» **INFORMATION SHOWN**
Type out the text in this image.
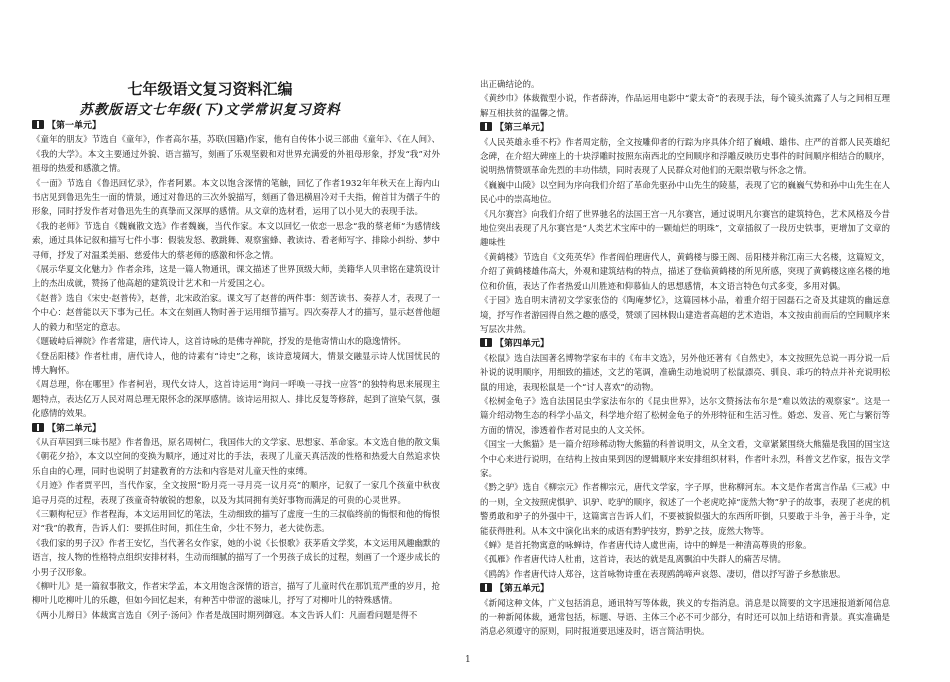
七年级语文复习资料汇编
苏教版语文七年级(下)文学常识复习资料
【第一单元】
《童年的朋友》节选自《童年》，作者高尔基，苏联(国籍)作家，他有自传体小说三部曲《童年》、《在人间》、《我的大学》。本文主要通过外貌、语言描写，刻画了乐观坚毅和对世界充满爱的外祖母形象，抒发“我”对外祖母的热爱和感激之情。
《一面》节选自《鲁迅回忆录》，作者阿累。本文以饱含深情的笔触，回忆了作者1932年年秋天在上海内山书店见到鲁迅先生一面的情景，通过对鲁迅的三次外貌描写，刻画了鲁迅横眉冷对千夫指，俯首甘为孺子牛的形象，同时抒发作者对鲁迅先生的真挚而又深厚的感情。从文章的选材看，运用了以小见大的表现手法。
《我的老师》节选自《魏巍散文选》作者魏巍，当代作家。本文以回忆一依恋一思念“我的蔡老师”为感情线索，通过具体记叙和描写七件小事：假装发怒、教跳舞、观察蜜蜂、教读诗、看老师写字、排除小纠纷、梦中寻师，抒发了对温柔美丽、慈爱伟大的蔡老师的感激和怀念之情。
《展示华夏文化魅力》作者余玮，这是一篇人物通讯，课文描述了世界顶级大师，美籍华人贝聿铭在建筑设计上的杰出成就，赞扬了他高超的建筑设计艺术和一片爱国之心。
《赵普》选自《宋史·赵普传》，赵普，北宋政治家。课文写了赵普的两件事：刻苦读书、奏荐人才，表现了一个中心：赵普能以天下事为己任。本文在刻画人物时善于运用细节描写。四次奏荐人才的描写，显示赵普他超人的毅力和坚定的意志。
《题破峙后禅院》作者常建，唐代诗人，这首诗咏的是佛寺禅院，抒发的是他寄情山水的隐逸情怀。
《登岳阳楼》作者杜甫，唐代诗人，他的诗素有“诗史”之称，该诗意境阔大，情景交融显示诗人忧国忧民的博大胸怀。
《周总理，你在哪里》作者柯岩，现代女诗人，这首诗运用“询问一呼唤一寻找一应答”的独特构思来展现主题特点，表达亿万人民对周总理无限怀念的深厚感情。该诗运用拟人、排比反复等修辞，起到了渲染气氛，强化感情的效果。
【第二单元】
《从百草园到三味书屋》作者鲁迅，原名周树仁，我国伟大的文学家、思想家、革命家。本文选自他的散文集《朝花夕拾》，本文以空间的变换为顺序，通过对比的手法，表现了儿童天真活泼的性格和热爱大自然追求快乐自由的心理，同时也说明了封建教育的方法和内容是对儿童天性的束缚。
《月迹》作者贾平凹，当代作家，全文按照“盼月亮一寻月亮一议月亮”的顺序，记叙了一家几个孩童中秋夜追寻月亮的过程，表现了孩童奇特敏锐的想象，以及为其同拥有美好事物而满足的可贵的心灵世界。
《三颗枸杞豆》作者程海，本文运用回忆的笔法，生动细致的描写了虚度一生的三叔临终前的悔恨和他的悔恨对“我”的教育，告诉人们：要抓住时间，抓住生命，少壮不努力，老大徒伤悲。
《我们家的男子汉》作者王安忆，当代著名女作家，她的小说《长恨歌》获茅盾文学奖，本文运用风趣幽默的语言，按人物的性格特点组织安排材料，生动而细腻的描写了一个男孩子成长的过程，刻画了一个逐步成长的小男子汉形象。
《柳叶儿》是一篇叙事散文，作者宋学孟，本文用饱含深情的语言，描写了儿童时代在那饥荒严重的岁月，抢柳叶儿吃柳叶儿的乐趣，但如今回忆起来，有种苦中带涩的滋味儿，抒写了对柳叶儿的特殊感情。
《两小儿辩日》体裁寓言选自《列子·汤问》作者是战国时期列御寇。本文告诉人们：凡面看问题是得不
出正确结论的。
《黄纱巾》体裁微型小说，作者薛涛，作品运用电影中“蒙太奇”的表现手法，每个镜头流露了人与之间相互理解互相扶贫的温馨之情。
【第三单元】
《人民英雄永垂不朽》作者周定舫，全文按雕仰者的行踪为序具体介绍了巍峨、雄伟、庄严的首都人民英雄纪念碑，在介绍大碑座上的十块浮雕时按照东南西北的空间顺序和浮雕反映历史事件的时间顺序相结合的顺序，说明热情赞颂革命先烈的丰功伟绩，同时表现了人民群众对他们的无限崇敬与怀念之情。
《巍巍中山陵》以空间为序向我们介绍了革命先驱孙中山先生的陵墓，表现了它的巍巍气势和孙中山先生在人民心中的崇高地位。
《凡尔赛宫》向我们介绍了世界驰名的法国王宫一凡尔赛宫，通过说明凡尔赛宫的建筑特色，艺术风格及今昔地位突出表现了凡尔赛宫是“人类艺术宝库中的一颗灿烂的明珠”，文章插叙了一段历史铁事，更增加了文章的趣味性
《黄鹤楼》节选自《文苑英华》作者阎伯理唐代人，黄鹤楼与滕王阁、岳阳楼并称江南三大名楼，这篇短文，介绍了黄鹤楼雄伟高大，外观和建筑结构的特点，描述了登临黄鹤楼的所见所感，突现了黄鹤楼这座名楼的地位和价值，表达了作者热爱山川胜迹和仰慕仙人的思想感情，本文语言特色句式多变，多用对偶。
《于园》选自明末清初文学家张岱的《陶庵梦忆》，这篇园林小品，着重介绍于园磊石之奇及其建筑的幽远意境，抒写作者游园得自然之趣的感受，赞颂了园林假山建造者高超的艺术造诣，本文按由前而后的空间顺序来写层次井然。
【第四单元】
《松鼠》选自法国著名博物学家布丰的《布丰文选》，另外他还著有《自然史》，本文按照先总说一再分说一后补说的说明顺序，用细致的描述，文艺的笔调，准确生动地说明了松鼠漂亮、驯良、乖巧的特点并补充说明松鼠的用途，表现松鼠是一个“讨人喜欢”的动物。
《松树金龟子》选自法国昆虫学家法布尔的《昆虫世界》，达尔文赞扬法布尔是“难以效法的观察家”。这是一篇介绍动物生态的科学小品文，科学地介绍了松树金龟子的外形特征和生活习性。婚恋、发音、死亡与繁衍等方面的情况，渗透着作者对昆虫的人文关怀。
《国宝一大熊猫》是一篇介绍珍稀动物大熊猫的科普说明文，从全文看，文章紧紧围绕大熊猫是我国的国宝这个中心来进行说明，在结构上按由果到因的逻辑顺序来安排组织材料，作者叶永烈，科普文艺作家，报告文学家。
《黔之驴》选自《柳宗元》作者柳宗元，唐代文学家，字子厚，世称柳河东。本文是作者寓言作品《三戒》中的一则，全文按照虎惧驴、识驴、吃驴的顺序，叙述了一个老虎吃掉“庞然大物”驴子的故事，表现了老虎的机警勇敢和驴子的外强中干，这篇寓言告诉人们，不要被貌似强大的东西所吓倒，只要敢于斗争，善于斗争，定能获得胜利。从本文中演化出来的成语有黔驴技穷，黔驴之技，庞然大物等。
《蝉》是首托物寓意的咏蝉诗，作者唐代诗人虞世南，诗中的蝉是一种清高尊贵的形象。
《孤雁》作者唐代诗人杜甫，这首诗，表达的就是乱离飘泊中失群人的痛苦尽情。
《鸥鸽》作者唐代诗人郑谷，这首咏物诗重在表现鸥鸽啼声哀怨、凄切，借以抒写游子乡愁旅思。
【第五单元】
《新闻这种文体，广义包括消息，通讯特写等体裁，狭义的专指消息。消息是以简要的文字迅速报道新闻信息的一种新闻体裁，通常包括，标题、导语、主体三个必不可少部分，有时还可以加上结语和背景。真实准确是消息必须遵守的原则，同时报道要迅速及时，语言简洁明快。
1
---
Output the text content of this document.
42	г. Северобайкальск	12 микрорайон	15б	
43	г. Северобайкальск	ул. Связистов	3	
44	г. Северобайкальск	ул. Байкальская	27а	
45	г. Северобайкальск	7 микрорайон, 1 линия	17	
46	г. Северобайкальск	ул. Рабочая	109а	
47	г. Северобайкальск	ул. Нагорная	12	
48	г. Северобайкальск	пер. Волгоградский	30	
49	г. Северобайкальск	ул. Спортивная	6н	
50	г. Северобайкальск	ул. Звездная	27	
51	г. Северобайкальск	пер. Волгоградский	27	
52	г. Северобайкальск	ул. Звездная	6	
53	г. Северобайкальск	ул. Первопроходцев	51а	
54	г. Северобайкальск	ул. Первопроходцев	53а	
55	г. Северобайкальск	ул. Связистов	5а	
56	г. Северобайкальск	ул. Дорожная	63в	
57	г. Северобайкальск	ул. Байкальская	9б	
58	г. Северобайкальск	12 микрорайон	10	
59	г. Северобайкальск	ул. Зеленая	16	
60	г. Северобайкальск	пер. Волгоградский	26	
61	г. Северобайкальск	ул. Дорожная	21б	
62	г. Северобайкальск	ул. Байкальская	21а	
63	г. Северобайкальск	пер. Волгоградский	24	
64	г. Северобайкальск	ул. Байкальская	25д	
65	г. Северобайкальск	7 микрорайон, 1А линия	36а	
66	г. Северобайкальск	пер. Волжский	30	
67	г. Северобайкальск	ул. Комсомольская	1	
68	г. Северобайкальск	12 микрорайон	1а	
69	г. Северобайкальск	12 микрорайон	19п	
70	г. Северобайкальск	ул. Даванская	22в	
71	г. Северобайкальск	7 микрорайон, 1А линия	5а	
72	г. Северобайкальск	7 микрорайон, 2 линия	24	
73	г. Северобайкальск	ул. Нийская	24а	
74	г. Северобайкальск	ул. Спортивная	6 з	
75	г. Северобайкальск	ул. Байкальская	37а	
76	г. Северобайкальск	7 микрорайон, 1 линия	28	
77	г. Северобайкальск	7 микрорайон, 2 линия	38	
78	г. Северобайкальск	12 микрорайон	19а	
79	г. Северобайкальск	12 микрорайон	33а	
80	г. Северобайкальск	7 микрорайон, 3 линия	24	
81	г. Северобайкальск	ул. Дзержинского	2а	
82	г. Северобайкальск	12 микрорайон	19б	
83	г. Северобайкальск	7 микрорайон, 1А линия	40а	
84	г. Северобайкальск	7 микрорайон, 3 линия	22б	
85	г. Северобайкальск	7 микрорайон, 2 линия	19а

» **EXERCISE PROMPT**
Reproduce each line of the entries in which the word "this" is found.

» **COMPLETED TASK**
Type out the text in this image.
Output the text content of this document.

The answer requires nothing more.